Repeat each line of the material below exactly as it appears, minus any pictures.

### [Material supplied]
———

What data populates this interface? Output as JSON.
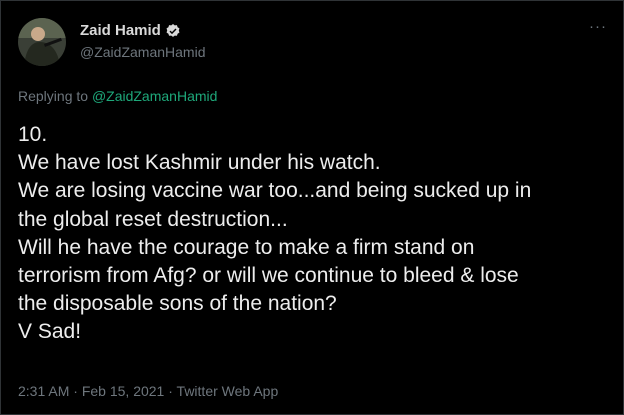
{
  "author": {
    "name": "Zaid Hamid",
    "handle": "@ZaidZamanHamid"
  },
  "more_glyph": "···",
  "reply": {
    "prefix": "Replying to ",
    "to": "@ZaidZamanHamid"
  },
  "tweet_lines": [
    "10.",
    "We have lost Kashmir under his watch.",
    "We are losing vaccine war too...and being sucked up in",
    "the global reset destruction...",
    "Will he have the courage to make a firm stand on",
    "terrorism from Afg? or will we continue to bleed & lose",
    "the disposable sons of the nation?",
    "V Sad!"
  ],
  "meta": {
    "time": "2:31 AM",
    "sep1": " · ",
    "date": "Feb 15, 2021",
    "sep2": " · ",
    "source": "Twitter Web App"
  },
  "colors": {
    "background": "#000000",
    "link": "#1ea87a",
    "muted": "#6e767d",
    "verified": "#1d9bf0"
  }
}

———

### [Solution to the problem]
What data populates this interface? Output as JSON.
{
  "author": {
    "name": "Zaid Hamid",
    "handle": "@ZaidZamanHamid"
  },
  "more_glyph": "···",
  "reply": {
    "prefix": "Replying to ",
    "to": "@ZaidZamanHamid"
  },
  "tweet_lines": [
    "10.",
    "We have lost Kashmir under his watch.",
    "We are losing vaccine war too...and being sucked up in",
    "the global reset destruction...",
    "Will he have the courage to make a firm stand on",
    "terrorism from Afg? or will we continue to bleed & lose",
    "the disposable sons of the nation?",
    "V Sad!"
  ],
  "meta": {
    "time": "2:31 AM",
    "sep1": " · ",
    "date": "Feb 15, 2021",
    "sep2": " · ",
    "source": "Twitter Web App"
  },
  "colors": {
    "background": "#000000",
    "link": "#1ea87a",
    "muted": "#6e767d",
    "verified": "#1d9bf0"
  }
}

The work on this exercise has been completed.